◆ Brief ◆
Reproduce the passage on Hank Williams' discography word for word, from its first sentence through its last.

◆ Document excerpt ◆
————

Hank Williams' discography is composed of 31 singles and 2 ten-inch LPs released during his six-year career; as well as posthumous work including: singles, compilation albums and previously unreleased material. During his lifetime, Williams placed 30 songs on Billboard's Top C&W Records, while he had eleven number one hits.

After being signed with the help of Fred Rose to Sterling Records, Williams assisted his debut recording session on December 11, 1946 at Castle Recording Laboratory's studio D in Nashville, Tennessee. The singer cut four songs, returning later on February 13, 1947 to cut four new sides. His first single, "Never Again (Will I Knock on Your Door)" backed with "Calling You" was released in January 1947.
Not satisfied with Sterling, and upon learning of the creation of MGM Records by the Loews Corporation, Fred Rose negotiated a deal for Williams. Rose bought the Sterling masters, became  Williams' manager and signed him to the label, agreeing to record all of his sessions in Nashville. By June 1947, Williams debuted on the MGM label with "Move it On Over" backed with "(Last Night) I Heard You Crying in Your Sleep". The release quickly became a hit.

————

◆ Data lines ◆
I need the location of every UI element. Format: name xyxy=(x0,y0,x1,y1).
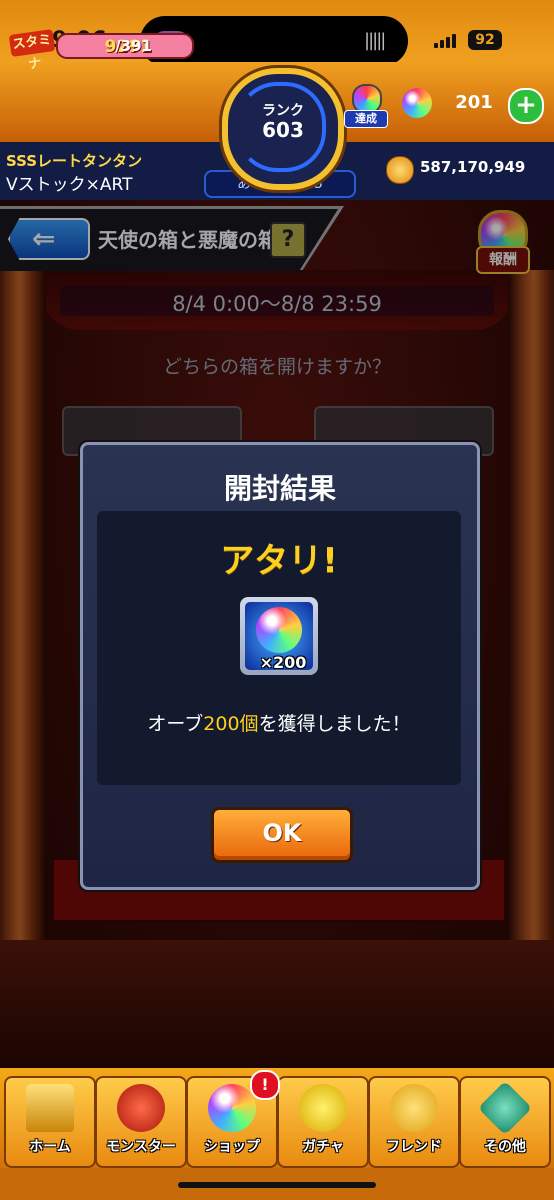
result-dialog: 開封結果 アタリ! ×200 オーブ200個を獲得しました！ OK xyxy=(80,442,480,890)
nav-friend[interactable]: フレンド xyxy=(368,1076,460,1168)
result-message-amount: 200個 xyxy=(203,713,259,735)
friend-icon xyxy=(390,1084,438,1132)
achievement-button[interactable]: 達成 xyxy=(344,80,388,128)
stamina-max: /391 xyxy=(115,37,152,55)
audio-wave-icon: ||||| xyxy=(364,30,386,51)
reward-item-tile: ×200 xyxy=(240,597,318,675)
result-label: アタリ! xyxy=(220,541,338,581)
nav-other-label: その他 xyxy=(484,1139,526,1155)
nav-gacha[interactable]: ガチャ xyxy=(277,1076,369,1168)
result-message-prefix: オーブ xyxy=(147,713,204,735)
reward-quantity: ×200 xyxy=(259,653,307,672)
ok-button-label: OK xyxy=(262,819,302,847)
nav-home-label: ホーム xyxy=(29,1139,71,1155)
dialog-title: 開封結果 xyxy=(223,472,336,505)
other-icon xyxy=(477,1080,533,1136)
nav-monster-label: モンスター xyxy=(106,1139,176,1155)
shop-notification-badge: ! xyxy=(250,1070,280,1100)
achievement-label: 達成 xyxy=(344,110,388,128)
nav-friend-label: フレンド xyxy=(386,1139,442,1155)
result-message-suffix: を獲得しました！ xyxy=(258,713,411,735)
signal-icon xyxy=(434,32,458,48)
orb-icon xyxy=(256,607,302,653)
battery-icon: 92 xyxy=(468,30,502,50)
rank-circle[interactable]: ランク 603 xyxy=(222,68,344,190)
rank-label: ランク xyxy=(262,103,304,119)
coin-icon xyxy=(386,156,414,184)
nav-shop-label: ショップ xyxy=(204,1139,260,1155)
nav-monster[interactable]: モンスター xyxy=(95,1076,187,1168)
stamina-bar: 9291/391 xyxy=(56,33,194,59)
coin-count: 587,170,949 xyxy=(420,158,526,176)
home-icon xyxy=(26,1084,74,1132)
nav-other[interactable]: その他 xyxy=(459,1076,551,1168)
home-indicator[interactable] xyxy=(178,1182,376,1188)
gacha-icon xyxy=(299,1084,347,1132)
orb-icon xyxy=(402,88,432,118)
team-name: Vストック×ART xyxy=(6,175,133,195)
orb-icon xyxy=(208,1084,256,1132)
nav-gacha-label: ガチャ xyxy=(302,1139,344,1155)
add-orb-button[interactable]: + xyxy=(508,88,544,124)
rank-value: 603 xyxy=(262,118,304,142)
ok-button[interactable]: OK xyxy=(211,807,353,863)
orb-count: 201 xyxy=(455,92,493,113)
nav-home[interactable]: ホーム xyxy=(4,1076,96,1168)
player-name: SSSレートタンタン xyxy=(6,152,143,170)
result-message: オーブ200個を獲得しました！ xyxy=(97,709,461,736)
monster-icon xyxy=(117,1084,165,1132)
dialog-content: アタリ! ×200 オーブ200個を獲得しました！ xyxy=(97,511,461,785)
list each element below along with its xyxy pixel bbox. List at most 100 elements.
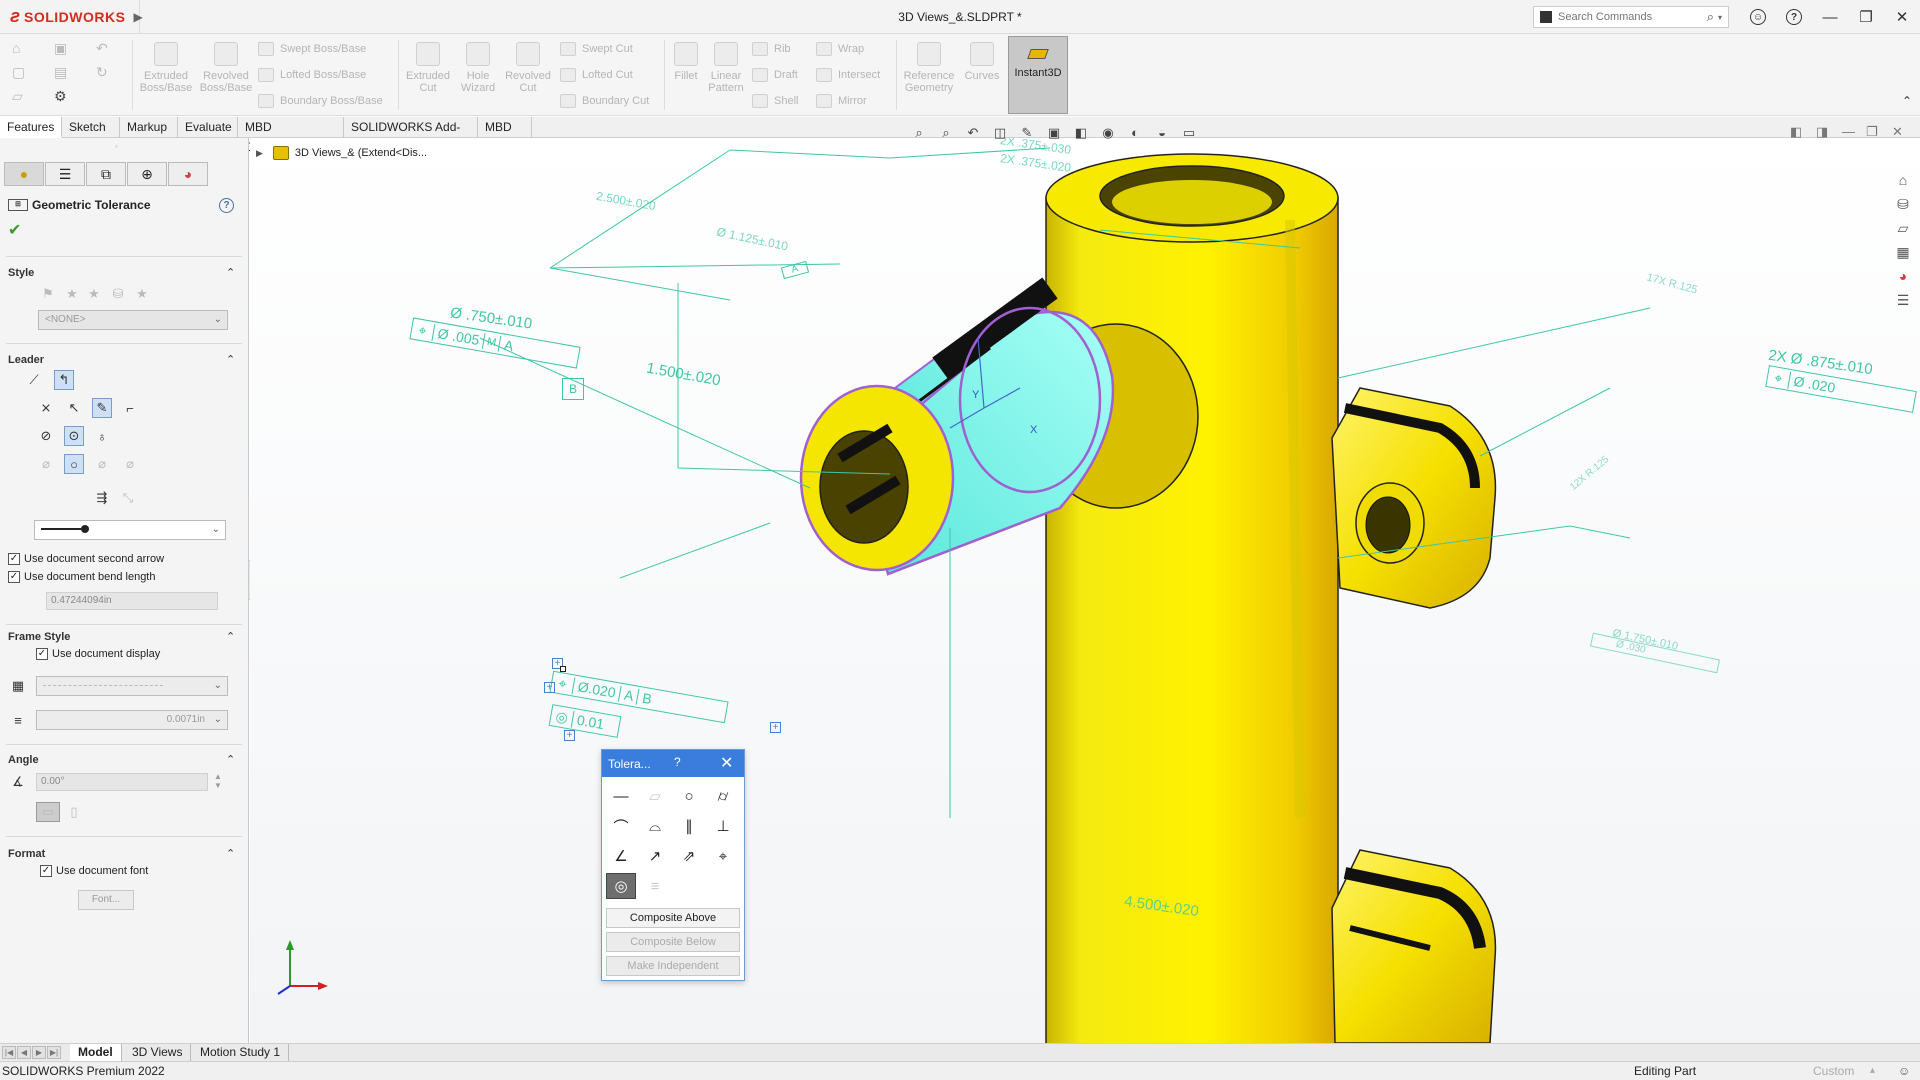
menu-expand-icon[interactable]: ▶ xyxy=(133,10,142,24)
restore-button[interactable]: ❐ xyxy=(1848,0,1884,34)
composite-below-button[interactable]: Composite Below xyxy=(606,932,740,952)
swept-boss-button[interactable]: Swept Boss/Base xyxy=(258,40,366,58)
search-commands[interactable]: ⌕ ▾ xyxy=(1533,6,1729,28)
leader-tool-icon[interactable]: ⤡ xyxy=(118,488,138,508)
style-apply-icon[interactable]: ⚑ xyxy=(38,284,58,304)
minimize-button[interactable]: — xyxy=(1812,0,1848,34)
units-up-icon[interactable]: ▴ xyxy=(1870,1062,1875,1080)
help-icon[interactable]: ? xyxy=(674,755,681,769)
search-input[interactable] xyxy=(1558,11,1707,23)
edit-appearance-icon[interactable]: ◐ xyxy=(1126,125,1144,141)
view-palette-icon[interactable]: ▦ xyxy=(1893,242,1913,262)
profile-surface-icon[interactable]: ⌓ xyxy=(640,813,670,839)
profile-line-icon[interactable]: ⌒ xyxy=(606,813,636,839)
ok-check-icon[interactable]: ✔ xyxy=(8,220,21,240)
frame-style-collapse-icon[interactable]: ⌃ xyxy=(226,630,235,643)
arrow-style-dropdown[interactable]: ⌄ xyxy=(34,520,226,540)
style-dropdown[interactable]: <NONE> ⌄ xyxy=(38,310,228,330)
tab-evaluate[interactable]: Evaluate xyxy=(178,117,238,138)
use-document-display-checkbox[interactable]: ✓ Use document display xyxy=(36,648,160,660)
circularity-icon[interactable]: ○ xyxy=(674,783,704,809)
open-icon[interactable]: ▱ xyxy=(12,88,32,106)
save-icon[interactable]: ▣ xyxy=(54,40,74,58)
style-save-icon[interactable]: ⛁ xyxy=(108,284,128,304)
attach-face-icon[interactable]: ♁ xyxy=(92,426,112,446)
apply-scene-icon[interactable]: ◒ xyxy=(1153,125,1171,141)
first-tab-icon[interactable]: |◀ xyxy=(2,1046,16,1059)
display-style-icon[interactable]: ◧ xyxy=(1072,125,1090,141)
draft-button[interactable]: Draft xyxy=(752,66,798,84)
bottom-lug[interactable] xyxy=(1331,849,1497,1043)
leader-small-icon[interactable]: ⌀ xyxy=(92,454,112,474)
tab-mbd-dimensions[interactable]: MBD Dimensions xyxy=(238,117,344,154)
close-icon[interactable]: ✕ xyxy=(720,753,733,773)
composite-above-button[interactable]: Composite Above xyxy=(606,908,740,928)
tab-sketch[interactable]: Sketch xyxy=(62,117,120,138)
no-leader-icon[interactable]: ⨯ xyxy=(36,398,56,418)
print-icon[interactable]: ▤ xyxy=(54,64,74,82)
viewport-minimize-icon[interactable]: — xyxy=(1842,124,1855,139)
zoom-fit-icon[interactable]: ⌕ xyxy=(910,125,928,141)
hole-wizard-button[interactable]: Hole Wizard xyxy=(450,42,506,94)
next-tab-icon[interactable]: ▶ xyxy=(32,1046,46,1059)
attach-all-around-icon[interactable]: ⊘ xyxy=(36,426,56,446)
bend-length-field[interactable]: 0.47244094in xyxy=(46,592,218,610)
search-dropdown-icon[interactable]: ▾ xyxy=(1718,13,1722,22)
view-settings-icon[interactable]: ▭ xyxy=(1180,125,1198,141)
rib-button[interactable]: Rib xyxy=(752,40,791,58)
format-collapse-icon[interactable]: ⌃ xyxy=(226,847,235,860)
custom-properties-icon[interactable]: ☰ xyxy=(1893,290,1913,310)
units-status[interactable]: Custom xyxy=(1813,1062,1854,1080)
solidworks-resources-icon[interactable]: ⌂ xyxy=(1893,170,1913,190)
add-frame-left-icon[interactable]: + xyxy=(544,682,555,693)
tab-features[interactable]: Features xyxy=(0,117,62,138)
frame-vertical-icon[interactable]: ▯ xyxy=(64,802,84,822)
viewport-restore-icon[interactable]: ❐ xyxy=(1866,124,1878,140)
flatness-icon[interactable]: ▱ xyxy=(640,783,670,809)
add-frame-right-icon[interactable]: + xyxy=(770,722,781,733)
graphics-area[interactable]: Y X 2X .375±.030 2X .375±.020 2.500±.020… xyxy=(250,138,1920,1043)
leader-bent-icon[interactable]: ↰ xyxy=(54,370,74,390)
right-lug[interactable] xyxy=(1331,387,1497,609)
parallelism-icon[interactable]: ∥ xyxy=(674,813,704,839)
position-icon[interactable]: ⌖ xyxy=(708,843,738,869)
feature-tree-root[interactable]: ▶ 3D Views_& (Extend<Dis... xyxy=(256,146,427,160)
display-manager-tab[interactable]: ◕ xyxy=(168,162,208,186)
angle-collapse-icon[interactable]: ⌃ xyxy=(226,753,235,766)
leader-dot-icon[interactable]: ⌀ xyxy=(36,454,56,474)
leader-collapse-icon[interactable]: ⌃ xyxy=(226,353,235,366)
appearances-icon[interactable]: ◕ xyxy=(1893,266,1913,286)
line-style-dropdown[interactable]: ⌄ xyxy=(36,676,228,696)
pm-help-icon[interactable]: ? xyxy=(219,198,234,213)
total-runout-icon[interactable]: ⇗ xyxy=(674,843,704,869)
use-document-font-checkbox[interactable]: ✓ Use document font xyxy=(40,865,148,877)
lofted-boss-button[interactable]: Lofted Boss/Base xyxy=(258,66,366,84)
rebuild-icon[interactable]: ↻ xyxy=(96,64,116,82)
tab-markup[interactable]: Markup xyxy=(120,117,178,138)
lofted-cut-button[interactable]: Lofted Cut xyxy=(560,66,633,84)
extruded-boss-button[interactable]: Extruded Boss/Base xyxy=(138,42,194,94)
tab-mbd[interactable]: MBD xyxy=(478,117,532,138)
viewport-split-icon[interactable]: ◧ xyxy=(1790,124,1802,140)
solidworks-menu[interactable]: ƨ SOLIDWORKS ▶ xyxy=(0,0,143,34)
panel-splitter-icon[interactable]: ◦ xyxy=(115,142,118,151)
selection-handle[interactable] xyxy=(560,666,566,672)
fillet-button[interactable]: Fillet xyxy=(668,42,704,82)
close-window-button[interactable]: ✕ xyxy=(1884,0,1920,34)
intersect-button[interactable]: Intersect xyxy=(816,66,880,84)
section-view-icon[interactable]: ◫ xyxy=(991,125,1009,141)
frame-horizontal-icon[interactable]: ▭ xyxy=(36,802,60,822)
file-explorer-icon[interactable]: ▱ xyxy=(1893,218,1913,238)
options-gear-icon[interactable]: ⚙ xyxy=(54,88,74,106)
boundary-cut-button[interactable]: Boundary Cut xyxy=(560,92,649,110)
tab-solidworks-addins[interactable]: SOLIDWORKS Add-Ins xyxy=(344,117,478,154)
second-arrow-checkbox[interactable]: ✓ Use document second arrow xyxy=(8,553,164,565)
leader-style-icon[interactable]: ⇶ xyxy=(92,488,112,508)
extruded-cut-button[interactable]: Extruded Cut xyxy=(400,42,456,94)
mirror-button[interactable]: Mirror xyxy=(816,92,867,110)
angularity-icon[interactable]: ∠ xyxy=(606,843,636,869)
add-frame-bottom-icon[interactable]: + xyxy=(564,730,575,741)
dynamic-annotation-icon[interactable]: ✎ xyxy=(1018,125,1036,141)
design-library-icon[interactable]: ⛁ xyxy=(1893,194,1913,214)
leader-arc-icon[interactable]: ⌀ xyxy=(120,454,140,474)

————

◆ The reply ◆
Hank Williams' discography is composed of 31 singles and 2 ten-inch LPs released during his six-year career; as well as posthumous work including: singles, compilation albums and previously unreleased material. During his lifetime, Williams placed 30 songs on Billboard's Top C&W Records, while he had eleven number one hits.

After being signed with the help of Fred Rose to Sterling Records, Williams assisted his debut recording session on December 11, 1946 at Castle Recording Laboratory's studio D in Nashville, Tennessee. The singer cut four songs, returning later on February 13, 1947 to cut four new sides. His first single, "Never Again (Will I Knock on Your Door)" backed with "Calling You" was released in January 1947.
Not satisfied with Sterling, and upon learning of the creation of MGM Records by the Loews Corporation, Fred Rose negotiated a deal for Williams. Rose bought the Sterling masters, became  Williams' manager and signed him to the label, agreeing to record all of his sessions in Nashville. By June 1947, Williams debuted on the MGM label with "Move it On Over" backed with "(Last Night) I Heard You Crying in Your Sleep". The release quickly became a hit.